### Prompt:
Omit the pictures, then reproduce every remaining record exactly.

### Data provided:
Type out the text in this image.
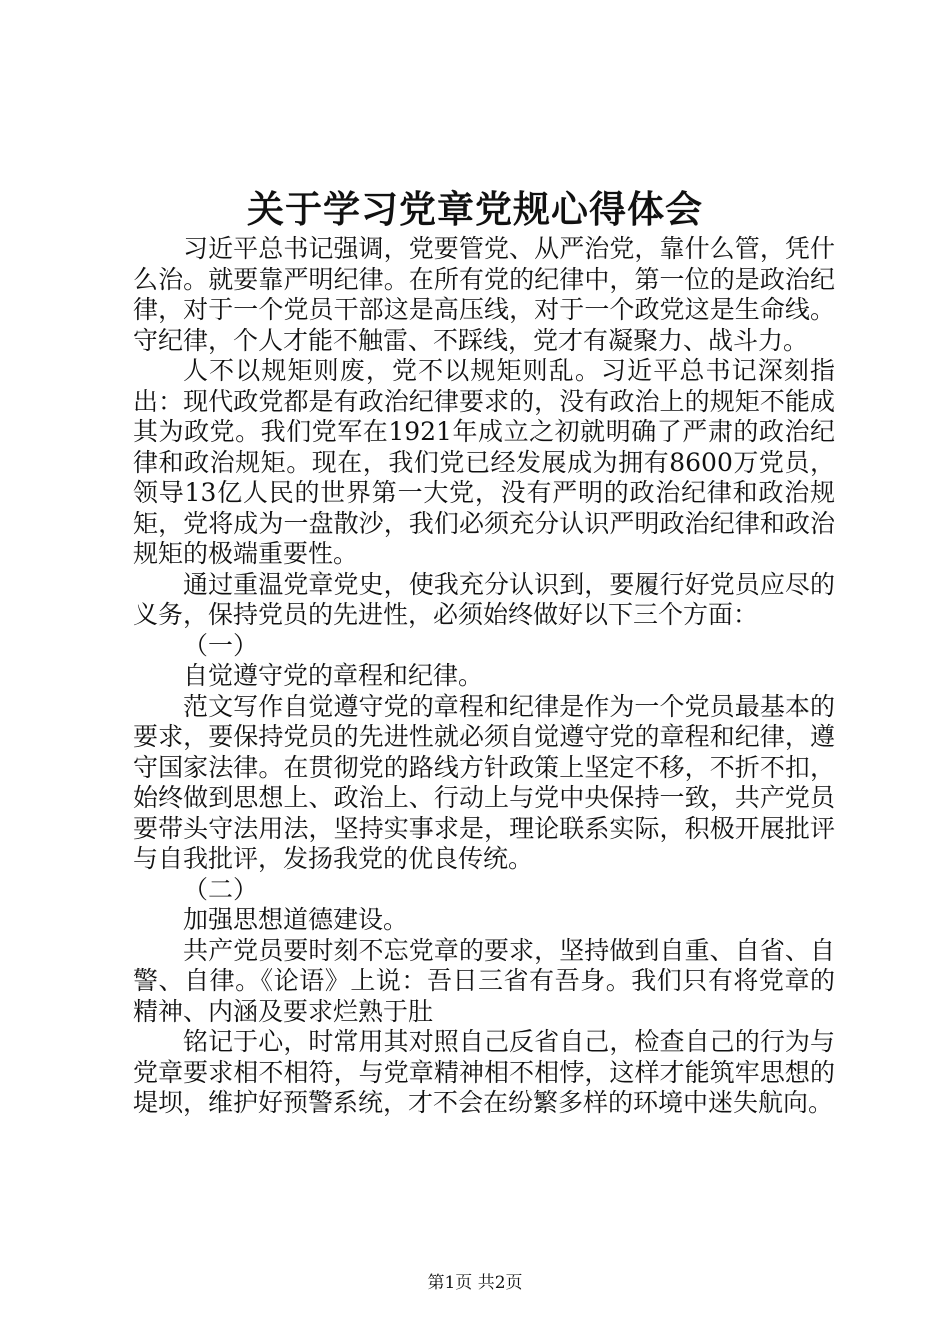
关于学习党章党规心得体会

习近平总书记强调，党要管党、从严治党，靠什么管，凭什么治。就要靠严明纪律。在所有党的纪律中，第一位的是政治纪律，对于一个党员干部这是高压线，对于一个政党这是生命线。守纪律，个人才能不触雷、不踩线，党才有凝聚力、战斗力。

人不以规矩则废，党不以规矩则乱。习近平总书记深刻指出：现代政党都是有政治纪律要求的，没有政治上的规矩不能成其为政党。我们党军在1921年成立之初就明确了严肃的政治纪律和政治规矩。现在，我们党已经发展成为拥有8600万党员，领导13亿人民的世界第一大党，没有严明的政治纪律和政治规矩，党将成为一盘散沙，我们必须充分认识严明政治纪律和政治规矩的极端重要性。

通过重温党章党史，使我充分认识到，要履行好党员应尽的义务，保持党员的先进性，必须始终做好以下三个方面：

（一）

自觉遵守党的章程和纪律。

范文写作自觉遵守党的章程和纪律是作为一个党员最基本的要求，要保持党员的先进性就必须自觉遵守党的章程和纪律，遵守国家法律。在贯彻党的路线方针政策上坚定不移，不折不扣，始终做到思想上、政治上、行动上与党中央保持一致，共产党员要带头守法用法，坚持实事求是，理论联系实际，积极开展批评与自我批评，发扬我党的优良传统。

（二）

加强思想道德建设。

共产党员要时刻不忘党章的要求，坚持做到自重、自省、自警、自律。《论语》上说：吾日三省有吾身。我们只有将党章的精神、内涵及要求烂熟于肚

铭记于心，时常用其对照自己反省自己，检查自己的行为与党章要求相不相符，与党章精神相不相悖，这样才能筑牢思想的堤坝，维护好预警系统，才不会在纷繁多样的环境中迷失航向。

第1页 共2页
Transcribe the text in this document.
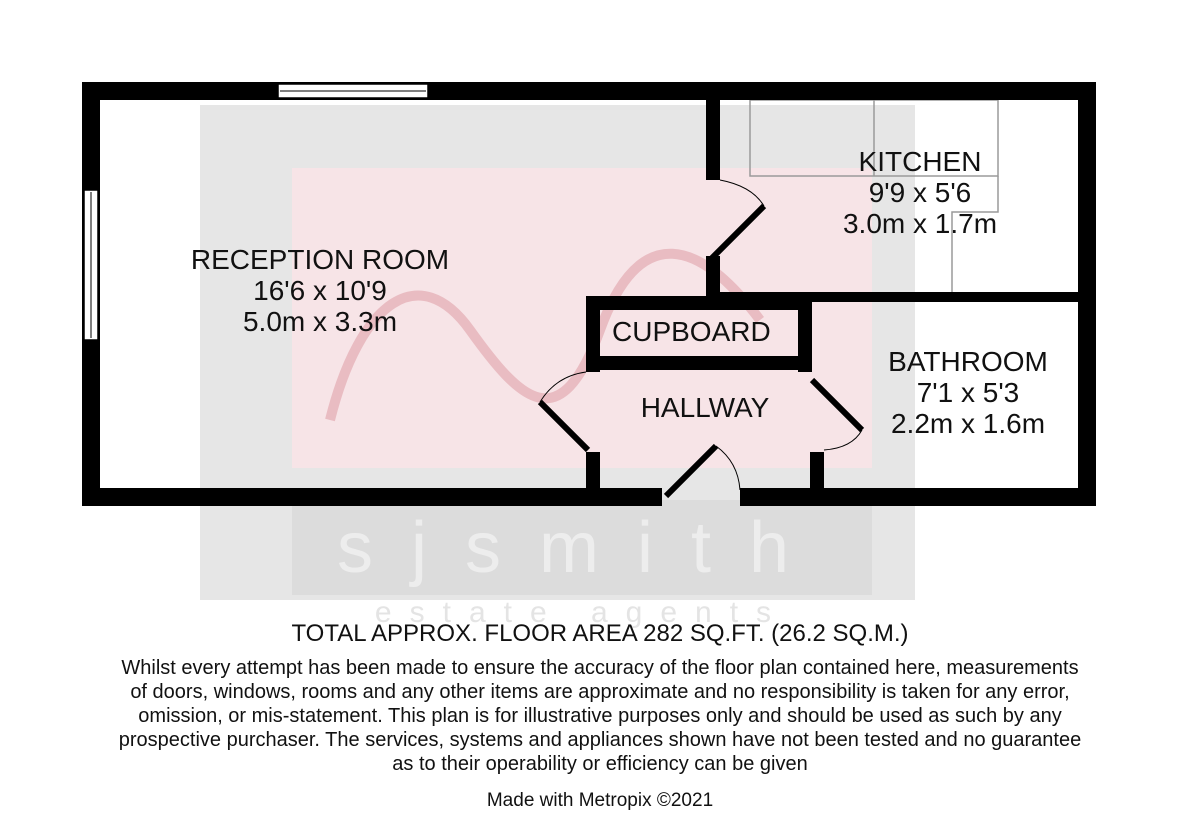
sjsmith
estate agents
RECEPTION ROOM
16'6 x 10'9
5.0m x 3.3m
KITCHEN
9'9 x 5'6
3.0m x 1.7m
CUPBOARD
HALLWAY
BATHROOM
7'1 x 5'3
2.2m x 1.6m
TOTAL APPROX. FLOOR AREA 282 SQ.FT. (26.2 SQ.M.)
Whilst every attempt has been made to ensure the accuracy of the floor plan contained here, measurements
of doors, windows, rooms and any other items are approximate and no responsibility is taken for any error,
omission, or mis-statement. This plan is for illustrative purposes only and should be used as such by any
prospective purchaser. The services, systems and appliances shown have not been tested and no guarantee
as to their operability or efficiency can be given
Made with Metropix ©2021
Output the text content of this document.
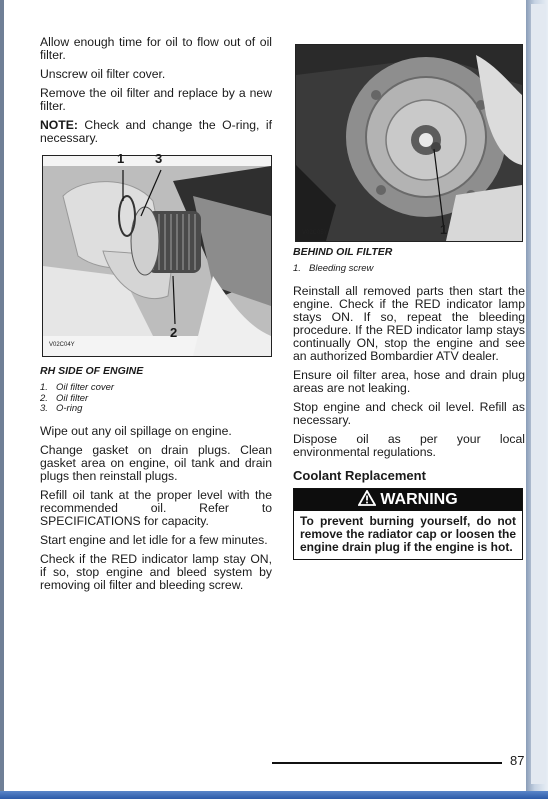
Allow enough time for oil to flow out of oil filter.

Unscrew oil filter cover.

Remove the oil filter and replace by a new filter.

NOTE: Check and change the O-ring, if necessary.

1 3
2
V02C04Y

RH SIDE OF ENGINE

1. Oil filter cover
2. Oil filter
3. O-ring

Wipe out any oil spillage on engine.

Change gasket on drain plugs. Clean gasket area on engine, oil tank and drain plugs then reinstall plugs.

Refill oil tank at the proper level with the recommended oil. Refer to SPECIFICATIONS for capacity.

Start engine and let idle for a few minutes.

Check if the RED indicator lamp stay ON, if so, stop engine and bleed system by removing oil filter and bleeding screw.

1
V02C05Y

BEHIND OIL FILTER

1. Bleeding screw

Reinstall all removed parts then start the engine. Check if the RED indicator lamp stays ON. If so, repeat the bleeding procedure. If the RED indicator lamp stays continually ON, stop the engine and see an authorized Bombardier ATV dealer.

Ensure oil filter area, hose and drain plug areas are not leaking.

Stop engine and check oil level. Refill as necessary.

Dispose oil as per your local environmental regulations.

Coolant Replacement
WARNING
To prevent burning yourself, do not remove the radiator cap or loosen the engine drain plug if the engine is hot.
87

### Solution to this problem:
Type out the text in this image.
关于学习党章党规心得体会

习近平总书记强调，党要管党、从严治党，靠什么管，凭什么治。就要靠严明纪律。在所有党的纪律中，第一位的是政治纪律，对于一个党员干部这是高压线，对于一个政党这是生命线。守纪律，个人才能不触雷、不踩线，党才有凝聚力、战斗力。

人不以规矩则废，党不以规矩则乱。习近平总书记深刻指出：现代政党都是有政治纪律要求的，没有政治上的规矩不能成其为政党。我们党军在1921年成立之初就明确了严肃的政治纪律和政治规矩。现在，我们党已经发展成为拥有8600万党员，领导13亿人民的世界第一大党，没有严明的政治纪律和政治规矩，党将成为一盘散沙，我们必须充分认识严明政治纪律和政治规矩的极端重要性。

通过重温党章党史，使我充分认识到，要履行好党员应尽的义务，保持党员的先进性，必须始终做好以下三个方面：

（一）

自觉遵守党的章程和纪律。

范文写作自觉遵守党的章程和纪律是作为一个党员最基本的要求，要保持党员的先进性就必须自觉遵守党的章程和纪律，遵守国家法律。在贯彻党的路线方针政策上坚定不移，不折不扣，始终做到思想上、政治上、行动上与党中央保持一致，共产党员要带头守法用法，坚持实事求是，理论联系实际，积极开展批评与自我批评，发扬我党的优良传统。

（二）

加强思想道德建设。

共产党员要时刻不忘党章的要求，坚持做到自重、自省、自警、自律。《论语》上说：吾日三省有吾身。我们只有将党章的精神、内涵及要求烂熟于肚

铭记于心，时常用其对照自己反省自己，检查自己的行为与党章要求相不相符，与党章精神相不相悖，这样才能筑牢思想的堤坝，维护好预警系统，才不会在纷繁多样的环境中迷失航向。

第1页 共2页
Transcribe the text in this document.
sjsmith
estate agents
RECEPTION ROOM
16'6 x 10'9
5.0m x 3.3m
KITCHEN
9'9 x 5'6
3.0m x 1.7m
CUPBOARD
HALLWAY
BATHROOM
7'1 x 5'3
2.2m x 1.6m
TOTAL APPROX. FLOOR AREA 282 SQ.FT. (26.2 SQ.M.)
Whilst every attempt has been made to ensure the accuracy of the floor plan contained here, measurements
of doors, windows, rooms and any other items are approximate and no responsibility is taken for any error,
omission, or mis-statement. This plan is for illustrative purposes only and should be used as such by any
prospective purchaser. The services, systems and appliances shown have not been tested and no guarantee
as to their operability or efficiency can be given
Made with Metropix ©2021
Output the text content of this document.
Allow enough time for oil to flow out of oil filter.

Unscrew oil filter cover.

Remove the oil filter and replace by a new filter.

NOTE: Check and change the O-ring, if necessary.

1 3
2
V02C04Y

RH SIDE OF ENGINE

1. Oil filter cover
2. Oil filter
3. O-ring

Wipe out any oil spillage on engine.

Change gasket on drain plugs. Clean gasket area on engine, oil tank and drain plugs then reinstall plugs.

Refill oil tank at the proper level with the recommended oil. Refer to SPECIFICATIONS for capacity.

Start engine and let idle for a few minutes.

Check if the RED indicator lamp stay ON, if so, stop engine and bleed system by removing oil filter and bleeding screw.

1
V02C05Y

BEHIND OIL FILTER

1. Bleeding screw

Reinstall all removed parts then start the engine. Check if the RED indicator lamp stays ON. If so, repeat the bleeding procedure. If the RED indicator lamp stays continually ON, stop the engine and see an authorized Bombardier ATV dealer.

Ensure oil filter area, hose and drain plug areas are not leaking.

Stop engine and check oil level. Refill as necessary.

Dispose oil as per your local environmental regulations.

Coolant Replacement
WARNING
To prevent burning yourself, do not remove the radiator cap or loosen the engine drain plug if the engine is hot.
87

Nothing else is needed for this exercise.